- **Set problem**: Check every line of the entries for "height", and copy the lines that hold it.

Dataset listings of figures:
## start
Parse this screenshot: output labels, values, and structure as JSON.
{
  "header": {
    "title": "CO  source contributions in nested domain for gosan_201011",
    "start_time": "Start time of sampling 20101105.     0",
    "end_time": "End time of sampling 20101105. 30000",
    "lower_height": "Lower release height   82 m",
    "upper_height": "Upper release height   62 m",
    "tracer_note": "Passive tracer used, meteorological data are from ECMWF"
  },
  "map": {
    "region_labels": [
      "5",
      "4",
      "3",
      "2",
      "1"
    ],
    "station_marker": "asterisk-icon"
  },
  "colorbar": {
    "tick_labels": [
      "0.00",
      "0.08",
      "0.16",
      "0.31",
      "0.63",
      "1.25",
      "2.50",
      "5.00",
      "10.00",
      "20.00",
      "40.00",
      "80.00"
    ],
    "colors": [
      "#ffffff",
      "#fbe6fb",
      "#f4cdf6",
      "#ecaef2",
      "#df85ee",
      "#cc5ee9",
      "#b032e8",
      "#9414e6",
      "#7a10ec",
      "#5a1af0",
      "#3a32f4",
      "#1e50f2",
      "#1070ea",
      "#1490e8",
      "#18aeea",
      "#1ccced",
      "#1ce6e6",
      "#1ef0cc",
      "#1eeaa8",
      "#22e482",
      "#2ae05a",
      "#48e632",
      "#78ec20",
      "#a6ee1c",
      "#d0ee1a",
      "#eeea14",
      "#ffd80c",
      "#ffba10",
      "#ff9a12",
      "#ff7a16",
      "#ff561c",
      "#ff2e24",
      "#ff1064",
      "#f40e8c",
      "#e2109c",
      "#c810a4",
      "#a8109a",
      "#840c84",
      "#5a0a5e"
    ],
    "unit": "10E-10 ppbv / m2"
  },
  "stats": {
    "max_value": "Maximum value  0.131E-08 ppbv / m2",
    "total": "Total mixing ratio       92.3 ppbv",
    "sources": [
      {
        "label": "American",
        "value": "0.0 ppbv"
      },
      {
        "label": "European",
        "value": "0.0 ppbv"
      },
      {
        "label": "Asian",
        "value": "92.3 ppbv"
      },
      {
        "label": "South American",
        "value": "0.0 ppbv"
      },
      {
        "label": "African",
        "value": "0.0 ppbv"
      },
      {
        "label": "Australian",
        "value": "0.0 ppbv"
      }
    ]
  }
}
## end
- **Written solution**:
    "lower_height": "Lower release height   82 m",
    "upper_height": "Upper release height   62 m",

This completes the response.